Data items
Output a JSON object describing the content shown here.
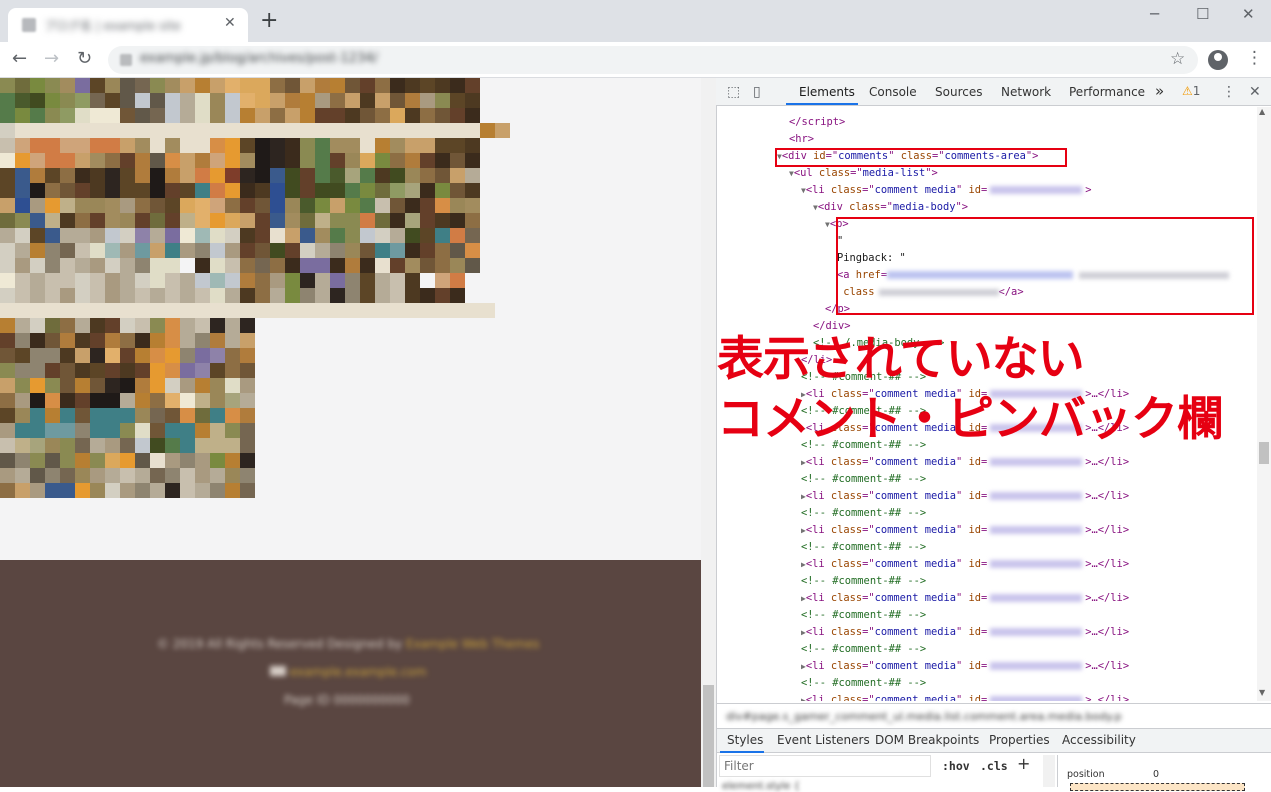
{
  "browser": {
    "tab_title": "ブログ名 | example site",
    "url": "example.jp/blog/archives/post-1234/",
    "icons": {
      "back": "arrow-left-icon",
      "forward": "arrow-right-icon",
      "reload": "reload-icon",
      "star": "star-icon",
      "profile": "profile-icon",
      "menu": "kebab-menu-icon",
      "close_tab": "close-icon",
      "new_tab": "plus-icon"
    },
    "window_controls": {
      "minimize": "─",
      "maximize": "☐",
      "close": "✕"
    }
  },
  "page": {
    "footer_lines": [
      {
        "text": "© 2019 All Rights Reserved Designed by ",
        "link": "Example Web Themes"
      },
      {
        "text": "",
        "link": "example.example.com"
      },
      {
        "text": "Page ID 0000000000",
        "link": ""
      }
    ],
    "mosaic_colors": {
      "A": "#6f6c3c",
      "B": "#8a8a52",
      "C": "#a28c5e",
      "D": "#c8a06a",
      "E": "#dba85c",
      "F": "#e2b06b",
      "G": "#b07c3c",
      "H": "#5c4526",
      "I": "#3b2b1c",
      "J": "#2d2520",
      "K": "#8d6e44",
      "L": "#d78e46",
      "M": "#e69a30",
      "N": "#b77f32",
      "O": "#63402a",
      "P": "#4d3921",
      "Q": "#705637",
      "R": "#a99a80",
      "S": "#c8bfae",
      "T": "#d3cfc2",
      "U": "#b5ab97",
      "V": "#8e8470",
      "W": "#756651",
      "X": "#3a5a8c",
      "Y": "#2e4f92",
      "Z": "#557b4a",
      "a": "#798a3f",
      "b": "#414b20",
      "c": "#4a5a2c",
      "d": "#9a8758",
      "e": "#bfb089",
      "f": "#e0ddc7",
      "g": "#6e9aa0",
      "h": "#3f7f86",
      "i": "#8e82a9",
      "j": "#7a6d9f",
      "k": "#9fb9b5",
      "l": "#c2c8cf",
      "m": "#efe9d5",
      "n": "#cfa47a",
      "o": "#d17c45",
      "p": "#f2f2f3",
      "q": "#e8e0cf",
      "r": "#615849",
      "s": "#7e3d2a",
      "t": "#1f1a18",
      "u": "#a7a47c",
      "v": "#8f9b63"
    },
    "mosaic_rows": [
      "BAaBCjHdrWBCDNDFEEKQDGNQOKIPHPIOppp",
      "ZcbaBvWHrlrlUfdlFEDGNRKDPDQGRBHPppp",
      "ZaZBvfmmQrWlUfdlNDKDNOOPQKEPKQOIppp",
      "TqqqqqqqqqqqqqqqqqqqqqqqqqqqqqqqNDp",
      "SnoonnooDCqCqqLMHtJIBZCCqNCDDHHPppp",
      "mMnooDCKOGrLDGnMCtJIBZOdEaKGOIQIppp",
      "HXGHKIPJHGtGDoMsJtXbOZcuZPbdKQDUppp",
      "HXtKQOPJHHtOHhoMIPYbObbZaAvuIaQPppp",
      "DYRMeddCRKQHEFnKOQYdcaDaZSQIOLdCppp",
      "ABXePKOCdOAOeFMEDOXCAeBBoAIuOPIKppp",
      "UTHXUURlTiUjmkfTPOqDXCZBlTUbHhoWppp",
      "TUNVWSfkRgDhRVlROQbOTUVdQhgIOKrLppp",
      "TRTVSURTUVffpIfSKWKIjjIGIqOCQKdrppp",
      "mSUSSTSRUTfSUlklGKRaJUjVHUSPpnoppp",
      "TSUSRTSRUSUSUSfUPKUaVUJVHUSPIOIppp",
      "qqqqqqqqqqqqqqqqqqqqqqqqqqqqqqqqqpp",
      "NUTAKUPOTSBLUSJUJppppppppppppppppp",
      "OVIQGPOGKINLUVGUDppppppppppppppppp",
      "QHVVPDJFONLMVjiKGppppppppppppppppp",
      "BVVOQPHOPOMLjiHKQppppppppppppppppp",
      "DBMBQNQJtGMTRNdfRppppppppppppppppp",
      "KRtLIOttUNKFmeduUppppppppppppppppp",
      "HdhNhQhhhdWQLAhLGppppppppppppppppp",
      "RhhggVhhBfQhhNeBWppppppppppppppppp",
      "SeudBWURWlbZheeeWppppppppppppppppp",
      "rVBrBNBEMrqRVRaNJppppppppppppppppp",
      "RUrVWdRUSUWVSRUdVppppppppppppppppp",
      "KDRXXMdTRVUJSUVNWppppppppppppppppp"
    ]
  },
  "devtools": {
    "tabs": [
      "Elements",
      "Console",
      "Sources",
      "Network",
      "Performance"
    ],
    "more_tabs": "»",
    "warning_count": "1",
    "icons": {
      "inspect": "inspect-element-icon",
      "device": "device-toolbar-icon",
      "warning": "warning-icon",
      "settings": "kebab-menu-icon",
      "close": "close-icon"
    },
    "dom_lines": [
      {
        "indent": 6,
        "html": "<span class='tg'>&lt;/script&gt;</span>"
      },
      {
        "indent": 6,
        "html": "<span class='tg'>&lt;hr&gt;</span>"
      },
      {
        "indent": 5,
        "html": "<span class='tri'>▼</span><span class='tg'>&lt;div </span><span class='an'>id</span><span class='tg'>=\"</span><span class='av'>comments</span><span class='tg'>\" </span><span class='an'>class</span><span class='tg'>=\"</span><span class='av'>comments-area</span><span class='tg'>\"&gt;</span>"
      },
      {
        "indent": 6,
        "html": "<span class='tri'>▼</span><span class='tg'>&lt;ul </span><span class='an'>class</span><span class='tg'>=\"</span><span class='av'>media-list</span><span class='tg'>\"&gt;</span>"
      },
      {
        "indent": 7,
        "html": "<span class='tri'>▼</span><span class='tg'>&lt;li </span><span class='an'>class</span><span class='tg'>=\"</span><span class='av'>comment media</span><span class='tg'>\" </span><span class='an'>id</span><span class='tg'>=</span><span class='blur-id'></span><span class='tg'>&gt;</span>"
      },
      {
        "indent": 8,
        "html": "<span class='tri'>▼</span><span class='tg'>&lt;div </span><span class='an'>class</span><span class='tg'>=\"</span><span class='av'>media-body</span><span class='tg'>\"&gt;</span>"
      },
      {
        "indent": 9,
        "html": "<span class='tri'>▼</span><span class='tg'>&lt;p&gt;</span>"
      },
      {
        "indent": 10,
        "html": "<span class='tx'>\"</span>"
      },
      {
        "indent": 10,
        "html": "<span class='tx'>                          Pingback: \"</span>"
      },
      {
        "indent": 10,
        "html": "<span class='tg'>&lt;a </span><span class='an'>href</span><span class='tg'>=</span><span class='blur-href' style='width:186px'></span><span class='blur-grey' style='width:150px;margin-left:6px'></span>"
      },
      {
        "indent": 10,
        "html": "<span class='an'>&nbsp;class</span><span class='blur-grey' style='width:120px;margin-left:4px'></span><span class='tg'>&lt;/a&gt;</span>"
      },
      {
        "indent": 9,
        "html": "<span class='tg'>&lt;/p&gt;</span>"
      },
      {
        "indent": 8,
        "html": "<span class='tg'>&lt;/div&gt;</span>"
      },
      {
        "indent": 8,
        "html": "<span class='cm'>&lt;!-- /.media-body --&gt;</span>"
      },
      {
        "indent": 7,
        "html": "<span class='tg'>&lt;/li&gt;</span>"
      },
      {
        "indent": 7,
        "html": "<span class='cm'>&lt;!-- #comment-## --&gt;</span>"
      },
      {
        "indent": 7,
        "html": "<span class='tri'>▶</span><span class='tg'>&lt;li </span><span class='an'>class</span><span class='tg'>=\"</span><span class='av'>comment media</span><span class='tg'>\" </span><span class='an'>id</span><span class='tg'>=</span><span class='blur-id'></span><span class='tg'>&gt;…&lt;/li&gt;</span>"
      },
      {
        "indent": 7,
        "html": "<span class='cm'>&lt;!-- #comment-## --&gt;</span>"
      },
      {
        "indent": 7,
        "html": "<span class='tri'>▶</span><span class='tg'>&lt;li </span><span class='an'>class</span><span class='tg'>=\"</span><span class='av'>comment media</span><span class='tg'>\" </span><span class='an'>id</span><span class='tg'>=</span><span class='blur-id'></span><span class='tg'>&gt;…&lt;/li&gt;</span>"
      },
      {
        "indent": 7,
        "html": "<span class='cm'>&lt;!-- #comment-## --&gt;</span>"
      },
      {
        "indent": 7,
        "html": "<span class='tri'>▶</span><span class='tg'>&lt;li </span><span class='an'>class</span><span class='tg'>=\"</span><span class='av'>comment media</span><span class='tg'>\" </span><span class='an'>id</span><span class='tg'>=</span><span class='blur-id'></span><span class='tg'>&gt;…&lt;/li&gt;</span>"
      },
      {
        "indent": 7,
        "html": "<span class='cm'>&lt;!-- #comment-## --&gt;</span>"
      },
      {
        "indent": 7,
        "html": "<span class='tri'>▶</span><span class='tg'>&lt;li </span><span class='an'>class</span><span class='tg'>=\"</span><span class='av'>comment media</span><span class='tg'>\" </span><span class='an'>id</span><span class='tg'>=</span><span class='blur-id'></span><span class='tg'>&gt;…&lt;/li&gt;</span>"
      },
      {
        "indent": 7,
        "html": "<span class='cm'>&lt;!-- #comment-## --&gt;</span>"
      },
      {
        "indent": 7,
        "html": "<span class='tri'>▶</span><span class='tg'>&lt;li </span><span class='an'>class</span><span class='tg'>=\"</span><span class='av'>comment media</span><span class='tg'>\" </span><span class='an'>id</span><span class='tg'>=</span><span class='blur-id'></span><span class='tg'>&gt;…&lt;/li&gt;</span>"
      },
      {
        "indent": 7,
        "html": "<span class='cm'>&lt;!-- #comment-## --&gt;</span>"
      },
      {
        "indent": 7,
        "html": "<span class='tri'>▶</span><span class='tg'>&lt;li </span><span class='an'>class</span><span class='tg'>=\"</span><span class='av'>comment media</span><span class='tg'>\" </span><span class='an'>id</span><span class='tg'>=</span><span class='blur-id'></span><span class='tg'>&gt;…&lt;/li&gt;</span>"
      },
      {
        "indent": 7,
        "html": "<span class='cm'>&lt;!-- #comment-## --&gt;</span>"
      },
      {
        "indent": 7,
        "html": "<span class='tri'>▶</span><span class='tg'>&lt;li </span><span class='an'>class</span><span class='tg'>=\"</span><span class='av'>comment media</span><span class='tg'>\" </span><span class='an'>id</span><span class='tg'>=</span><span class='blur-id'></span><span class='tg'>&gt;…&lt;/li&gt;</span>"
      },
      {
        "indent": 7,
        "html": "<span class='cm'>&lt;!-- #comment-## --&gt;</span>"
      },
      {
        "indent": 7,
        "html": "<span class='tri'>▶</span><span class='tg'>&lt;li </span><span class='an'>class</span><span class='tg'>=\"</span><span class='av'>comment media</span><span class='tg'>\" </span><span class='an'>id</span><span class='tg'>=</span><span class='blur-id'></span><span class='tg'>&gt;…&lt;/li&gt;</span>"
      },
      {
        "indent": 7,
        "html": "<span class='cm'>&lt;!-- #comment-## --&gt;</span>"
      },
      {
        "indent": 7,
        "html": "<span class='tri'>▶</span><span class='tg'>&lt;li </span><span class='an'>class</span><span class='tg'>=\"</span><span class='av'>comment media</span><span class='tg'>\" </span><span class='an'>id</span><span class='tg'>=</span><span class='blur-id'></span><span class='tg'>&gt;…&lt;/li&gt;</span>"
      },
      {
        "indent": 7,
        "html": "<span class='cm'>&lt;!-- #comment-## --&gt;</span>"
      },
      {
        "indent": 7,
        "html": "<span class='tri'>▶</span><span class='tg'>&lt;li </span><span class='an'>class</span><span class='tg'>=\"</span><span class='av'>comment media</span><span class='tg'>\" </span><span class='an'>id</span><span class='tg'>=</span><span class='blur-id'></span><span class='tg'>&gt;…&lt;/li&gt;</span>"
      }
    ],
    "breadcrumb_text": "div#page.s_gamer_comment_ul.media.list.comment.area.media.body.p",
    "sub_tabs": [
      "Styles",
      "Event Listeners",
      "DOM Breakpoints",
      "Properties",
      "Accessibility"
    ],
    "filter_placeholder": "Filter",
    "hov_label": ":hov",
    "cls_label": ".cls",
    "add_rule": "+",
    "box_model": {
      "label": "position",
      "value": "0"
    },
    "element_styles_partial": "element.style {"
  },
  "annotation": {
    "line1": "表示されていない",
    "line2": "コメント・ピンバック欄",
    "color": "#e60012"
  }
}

---

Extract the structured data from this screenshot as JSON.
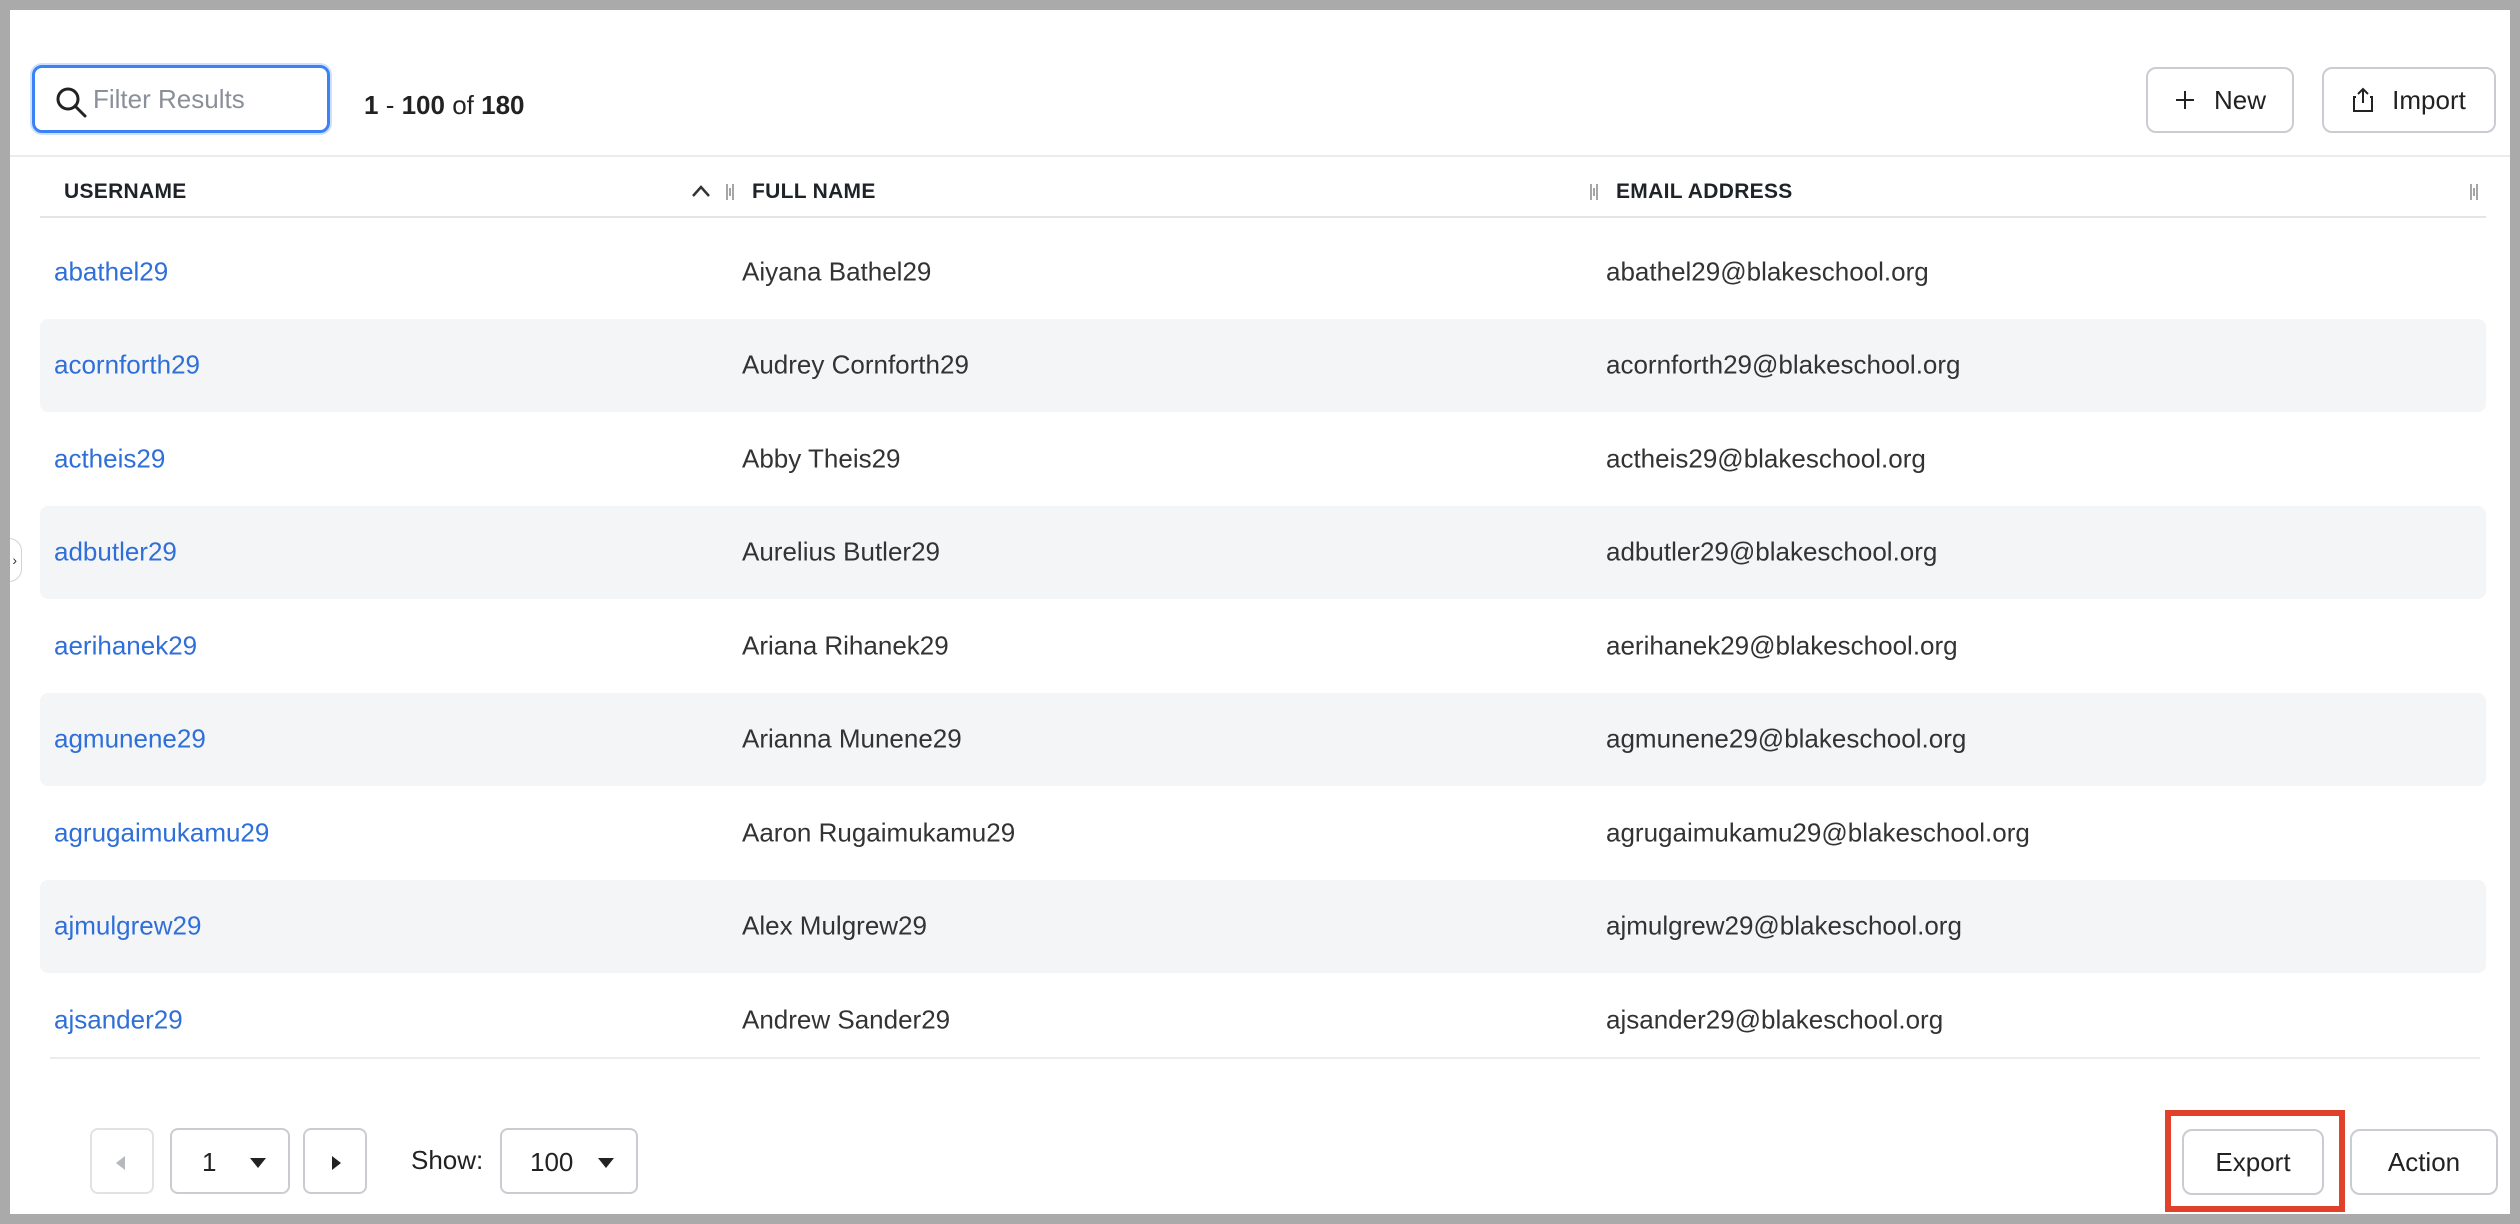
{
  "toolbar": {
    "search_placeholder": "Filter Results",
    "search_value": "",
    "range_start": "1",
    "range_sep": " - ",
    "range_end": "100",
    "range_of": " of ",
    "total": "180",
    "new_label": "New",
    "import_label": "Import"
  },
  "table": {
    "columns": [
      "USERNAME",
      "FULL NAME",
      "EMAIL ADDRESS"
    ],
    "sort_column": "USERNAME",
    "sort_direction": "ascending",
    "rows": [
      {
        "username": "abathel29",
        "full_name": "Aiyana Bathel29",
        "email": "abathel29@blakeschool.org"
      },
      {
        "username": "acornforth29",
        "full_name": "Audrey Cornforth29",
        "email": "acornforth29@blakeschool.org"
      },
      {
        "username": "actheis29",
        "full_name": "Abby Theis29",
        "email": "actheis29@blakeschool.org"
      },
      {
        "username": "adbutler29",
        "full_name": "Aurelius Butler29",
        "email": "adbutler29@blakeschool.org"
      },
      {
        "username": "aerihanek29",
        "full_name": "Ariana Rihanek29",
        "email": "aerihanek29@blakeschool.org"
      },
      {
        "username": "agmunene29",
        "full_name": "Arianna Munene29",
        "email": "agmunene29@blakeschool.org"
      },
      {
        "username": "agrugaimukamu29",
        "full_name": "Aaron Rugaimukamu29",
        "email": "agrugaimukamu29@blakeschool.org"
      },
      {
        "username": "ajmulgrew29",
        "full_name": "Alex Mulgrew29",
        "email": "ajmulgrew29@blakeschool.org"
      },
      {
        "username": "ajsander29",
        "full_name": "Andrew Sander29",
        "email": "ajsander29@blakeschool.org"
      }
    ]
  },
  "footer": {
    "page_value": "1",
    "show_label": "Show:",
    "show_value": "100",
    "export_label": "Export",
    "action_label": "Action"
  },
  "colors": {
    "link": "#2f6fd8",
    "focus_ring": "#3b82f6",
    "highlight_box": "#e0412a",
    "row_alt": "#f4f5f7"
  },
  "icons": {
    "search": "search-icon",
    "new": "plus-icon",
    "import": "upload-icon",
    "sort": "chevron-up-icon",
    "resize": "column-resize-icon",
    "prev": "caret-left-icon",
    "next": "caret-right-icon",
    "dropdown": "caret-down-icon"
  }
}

YOUR TASK:
Gather all lines where the word "blakeschool" appears.

OUTPUT OF THE TASK:
        "email": "abathel29@blakeschool.org"
        "email": "acornforth29@blakeschool.org"
        "email": "actheis29@blakeschool.org"
        "email": "adbutler29@blakeschool.org"
        "email": "aerihanek29@blakeschool.org"
        "email": "agmunene29@blakeschool.org"
        "email": "agrugaimukamu29@blakeschool.org"
        "email": "ajmulgrew29@blakeschool.org"
        "email": "ajsander29@blakeschool.org"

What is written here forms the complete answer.